• [EXERCISE PROMPT] Restate the data exactly as given and keep the pictures out.

• [Data entries for graphics]

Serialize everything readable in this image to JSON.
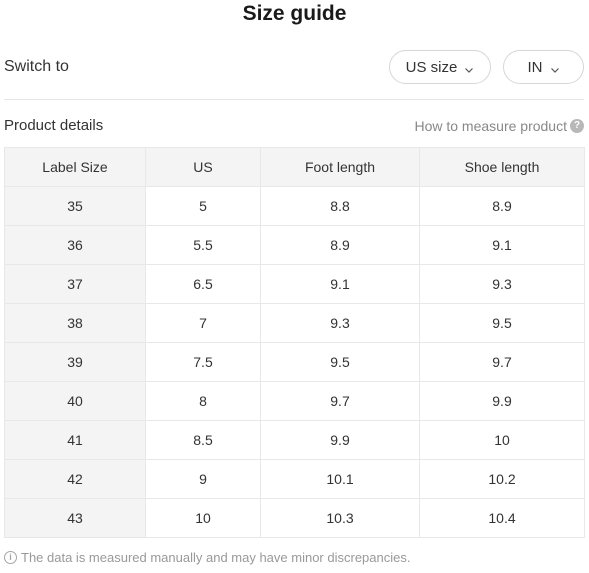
{
  "header": {
    "title": "Size guide"
  },
  "switch": {
    "label": "Switch to",
    "size_system": "US size",
    "unit": "IN",
    "chevron_icon": "chevron-down-icon"
  },
  "details": {
    "label": "Product details",
    "measure_link": "How to measure product",
    "help_icon": "question-circle-icon"
  },
  "table": {
    "headers": [
      "Label Size",
      "US",
      "Foot length",
      "Shoe length"
    ],
    "rows": [
      [
        "35",
        "5",
        "8.8",
        "8.9"
      ],
      [
        "36",
        "5.5",
        "8.9",
        "9.1"
      ],
      [
        "37",
        "6.5",
        "9.1",
        "9.3"
      ],
      [
        "38",
        "7",
        "9.3",
        "9.5"
      ],
      [
        "39",
        "7.5",
        "9.5",
        "9.7"
      ],
      [
        "40",
        "8",
        "9.7",
        "9.9"
      ],
      [
        "41",
        "8.5",
        "9.9",
        "10"
      ],
      [
        "42",
        "9",
        "10.1",
        "10.2"
      ],
      [
        "43",
        "10",
        "10.3",
        "10.4"
      ]
    ]
  },
  "footer": {
    "note": "The data is measured manually and may have minor discrepancies.",
    "info_icon": "info-circle-icon"
  }
}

• [RESULT OF THIS EXERCISE]
Serialize everything readable in this image to JSON.
{
  "header": {
    "title": "Size guide"
  },
  "switch": {
    "label": "Switch to",
    "size_system": "US size",
    "unit": "IN",
    "chevron_icon": "chevron-down-icon"
  },
  "details": {
    "label": "Product details",
    "measure_link": "How to measure product",
    "help_icon": "question-circle-icon"
  },
  "table": {
    "headers": [
      "Label Size",
      "US",
      "Foot length",
      "Shoe length"
    ],
    "rows": [
      [
        "35",
        "5",
        "8.8",
        "8.9"
      ],
      [
        "36",
        "5.5",
        "8.9",
        "9.1"
      ],
      [
        "37",
        "6.5",
        "9.1",
        "9.3"
      ],
      [
        "38",
        "7",
        "9.3",
        "9.5"
      ],
      [
        "39",
        "7.5",
        "9.5",
        "9.7"
      ],
      [
        "40",
        "8",
        "9.7",
        "9.9"
      ],
      [
        "41",
        "8.5",
        "9.9",
        "10"
      ],
      [
        "42",
        "9",
        "10.1",
        "10.2"
      ],
      [
        "43",
        "10",
        "10.3",
        "10.4"
      ]
    ]
  },
  "footer": {
    "note": "The data is measured manually and may have minor discrepancies.",
    "info_icon": "info-circle-icon"
  }
}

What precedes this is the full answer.